Reading text –
--- Start ---
Just wanted clarity. I know a lot people lurking this form and doesnt know the philosophy behind ecollar. 



SuperG said:


> I'm going with the flow.....the basics and most other obedience skills never required an e-collar......the e-collar made the previously learned skills honed in the manner of consistency, speed and accuracy......only exception was my use of the e-collar regarding her reactivity to other dogs......doggy treats didn't quite offer enough pressure on her...even if I put hot mustard on the treats:wink2:
> 
> SuperG



Sent from my SM-G930T using Tapatalk


----------



## Slamdunc (Dec 6, 2007)

Konathedog said:


> Thanks for the replies. When i use ecollar i seldom use it to correct my dog rather to stimulate the pressure of a leash. For example when youre first doing recall you communciate to the dog by gently pulling on the leash. You also add ecollar stim (at low levels) to communicate the recall. Over time you stop the leash, then work with the ecollar only. This allows you to recall at distance up to 50 ft and more.
> 
> Also to put things into perspective, humans feel a microscopic tickle between level 10 to 14. My dog works at level 2.
> 
> Sent from my SM-G930T using Tapatalk


This is where I differ with using an E collar to teach behaviors. I understand how low stim works and I understand how to train a recall with a "tug" on the leash. The tug on the leash, while effective is rather antiquated, IMHO. It is part of the KMODT, which while some is still good and applicable, some….well, not so much.

To think that a "stim" from an E collar is not punishment is incorrect. If you use it like some advocates and "teach" the dog to turn the stim off when it recalls it is certainly negative. If the dog enjoyed the stim, well, it simply would not come back at all. It would wander around the yard getting that "gentle neck massage" that some folks claim it to be. > If it was pleasant to the dog, the dog wouldn't respond. I hope that makes sense???? *Keeping the stim on, even on a low level is discomfort to the dog, we need to be very clear on this.* Again, if it was enjoyable the dog would not give you the response. And what happens when the low level stim doesn't work???? Naturally, one would need to raise the stim to a suitable "working level" or a level where the discomfort is enough to cause / force the dog to comply. I am firmly against teaching a dog to operate under these conditions. You have no where to go but up. 

I know some folks use E collars in this manner, I feel the need to point out the reality of the training method. I will say an E collar used in this method is better than the "tool of last resort" that many novices think it is. 

I use an E collar almost every day on my dogs. It is a tool of finesse, to increase performance, never to train a command. I will say that the 3 dogs I work daily are much, much more than the average GSD. I also expect a performance level that most average folks will not achieve. To achieve a high level of performance, speed and exactness is near impossible, IMO with E Collar stim to teach behaviors. 

Often, we are the issue of "well this is ok because my dog is just a pet." I couldn't disagree more with that sentiment. I own pets as well and their training is just as humane, fair and fun as my other dogs.

I'm sorry, but I truly believe the so called "low level stim" to teach behaviors is a flawed E collar philosophy. There is no need to stim a dog to make it sit, just as there is no need to yank up on a leash to make a dog sit. It is old and poor training techniques. Doing both together doesn't make it cutting edge.
--- End ---
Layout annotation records
--- Start ---
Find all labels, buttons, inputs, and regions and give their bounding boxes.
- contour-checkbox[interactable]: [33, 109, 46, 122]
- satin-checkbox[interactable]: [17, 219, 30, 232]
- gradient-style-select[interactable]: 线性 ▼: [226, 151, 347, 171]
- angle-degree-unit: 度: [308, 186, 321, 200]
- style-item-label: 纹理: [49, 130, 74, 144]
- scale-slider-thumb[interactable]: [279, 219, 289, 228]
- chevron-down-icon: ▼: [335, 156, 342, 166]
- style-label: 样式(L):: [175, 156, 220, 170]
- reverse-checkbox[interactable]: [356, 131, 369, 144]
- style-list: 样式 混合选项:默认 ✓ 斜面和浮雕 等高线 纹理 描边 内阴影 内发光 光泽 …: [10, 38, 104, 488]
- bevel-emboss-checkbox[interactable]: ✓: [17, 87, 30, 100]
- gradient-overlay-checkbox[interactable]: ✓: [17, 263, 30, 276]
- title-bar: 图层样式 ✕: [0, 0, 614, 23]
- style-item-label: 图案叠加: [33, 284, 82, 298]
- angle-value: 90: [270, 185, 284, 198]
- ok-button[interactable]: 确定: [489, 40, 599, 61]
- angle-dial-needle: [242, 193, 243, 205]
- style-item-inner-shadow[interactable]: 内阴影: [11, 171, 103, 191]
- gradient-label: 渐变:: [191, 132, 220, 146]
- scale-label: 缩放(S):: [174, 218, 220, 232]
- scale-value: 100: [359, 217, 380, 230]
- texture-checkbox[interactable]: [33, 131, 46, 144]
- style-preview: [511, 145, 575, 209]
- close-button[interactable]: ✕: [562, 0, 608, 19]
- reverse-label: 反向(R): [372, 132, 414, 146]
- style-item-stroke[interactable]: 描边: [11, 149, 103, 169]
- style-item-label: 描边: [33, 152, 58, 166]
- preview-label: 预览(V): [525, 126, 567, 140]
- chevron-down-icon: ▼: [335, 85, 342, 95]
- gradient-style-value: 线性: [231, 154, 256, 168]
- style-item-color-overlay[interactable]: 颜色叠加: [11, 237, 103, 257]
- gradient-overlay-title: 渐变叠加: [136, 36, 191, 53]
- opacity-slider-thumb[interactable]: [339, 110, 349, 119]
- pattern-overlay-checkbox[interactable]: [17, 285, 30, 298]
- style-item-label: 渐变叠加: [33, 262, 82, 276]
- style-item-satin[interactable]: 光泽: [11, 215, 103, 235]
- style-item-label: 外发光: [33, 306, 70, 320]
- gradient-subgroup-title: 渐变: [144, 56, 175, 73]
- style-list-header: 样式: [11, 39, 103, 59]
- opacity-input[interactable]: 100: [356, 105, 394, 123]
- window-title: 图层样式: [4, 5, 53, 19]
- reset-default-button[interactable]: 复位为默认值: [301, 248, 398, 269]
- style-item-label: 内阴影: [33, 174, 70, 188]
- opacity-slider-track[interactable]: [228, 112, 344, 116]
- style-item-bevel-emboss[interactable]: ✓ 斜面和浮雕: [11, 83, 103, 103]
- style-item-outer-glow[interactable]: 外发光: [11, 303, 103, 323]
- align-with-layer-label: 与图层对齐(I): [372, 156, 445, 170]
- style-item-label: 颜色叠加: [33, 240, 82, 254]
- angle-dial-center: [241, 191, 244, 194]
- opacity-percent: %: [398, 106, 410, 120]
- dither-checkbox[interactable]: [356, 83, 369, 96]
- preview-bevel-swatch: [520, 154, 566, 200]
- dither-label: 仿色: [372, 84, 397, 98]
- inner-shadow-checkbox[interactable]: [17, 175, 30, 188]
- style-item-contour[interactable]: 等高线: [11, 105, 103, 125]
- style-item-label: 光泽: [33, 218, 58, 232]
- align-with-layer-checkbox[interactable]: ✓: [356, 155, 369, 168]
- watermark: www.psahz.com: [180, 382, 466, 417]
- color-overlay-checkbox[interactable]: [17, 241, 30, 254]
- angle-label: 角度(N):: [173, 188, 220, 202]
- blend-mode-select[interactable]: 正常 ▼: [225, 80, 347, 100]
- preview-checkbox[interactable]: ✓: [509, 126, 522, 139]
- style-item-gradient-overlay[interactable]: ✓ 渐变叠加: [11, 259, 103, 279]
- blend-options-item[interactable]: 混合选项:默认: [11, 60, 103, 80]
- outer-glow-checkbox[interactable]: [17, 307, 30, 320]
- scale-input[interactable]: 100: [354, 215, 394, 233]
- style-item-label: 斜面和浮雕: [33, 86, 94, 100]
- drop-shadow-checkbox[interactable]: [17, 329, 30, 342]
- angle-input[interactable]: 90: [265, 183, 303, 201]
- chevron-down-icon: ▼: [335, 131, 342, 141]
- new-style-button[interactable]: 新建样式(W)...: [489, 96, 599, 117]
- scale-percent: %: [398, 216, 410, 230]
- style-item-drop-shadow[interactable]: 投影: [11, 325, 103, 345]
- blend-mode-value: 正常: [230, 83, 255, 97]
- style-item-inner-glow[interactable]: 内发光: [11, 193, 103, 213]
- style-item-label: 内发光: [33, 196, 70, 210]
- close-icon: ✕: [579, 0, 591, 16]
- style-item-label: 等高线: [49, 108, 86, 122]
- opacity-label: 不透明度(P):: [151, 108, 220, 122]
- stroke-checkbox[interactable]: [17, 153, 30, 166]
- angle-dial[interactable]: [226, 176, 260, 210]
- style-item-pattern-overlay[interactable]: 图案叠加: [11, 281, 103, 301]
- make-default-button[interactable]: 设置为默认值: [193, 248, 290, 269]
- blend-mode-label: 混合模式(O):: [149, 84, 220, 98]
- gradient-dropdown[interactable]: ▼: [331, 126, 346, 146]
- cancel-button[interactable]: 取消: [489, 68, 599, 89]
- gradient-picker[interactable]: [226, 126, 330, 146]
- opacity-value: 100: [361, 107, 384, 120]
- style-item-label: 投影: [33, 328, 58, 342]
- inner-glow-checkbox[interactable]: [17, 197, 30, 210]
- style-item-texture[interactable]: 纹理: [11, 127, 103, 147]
--- End ---
Task requirements –
A. In the e-collar forum thread, at what stim level does Konathedog's dog work?
B. Which forum usernames appear in the e-collar forum thread?
C. Pick up the e-collar forum thread after its final sentence and write the next part of the post.

Results by task –
A. Level 2

B. SuperG, Slamdunc, Konathedog

C.
I have no issues training dogs to recall at a high speed with no E collar and no leash and no corrections. When training is fun the dog learns faster and the foundation is better. I am running a patrol school now for a green dog and green handler. First week and the dog is focused, happy, in drive, wanting to work and no leash or collar is needed for his recall. It is a totally different training philosophy and methodology. Very easy and very effective. 

What many people do not realize are the undesirable effects of using compulsion to train behaviors. Experienced folks will know and recognize it quickly.


----------



## Konathedog (Aug 1, 2016)

Slamdunc said:


> This is where I differ with using an E collar to teach behaviors. I understand how low stim works and I understand how to train a recall with a "tug" on the leash. The tug on the leash, while effective is rather antiquated, IMHO. It is part of the KMODT, which while some is still good and applicable, some….well, not so much.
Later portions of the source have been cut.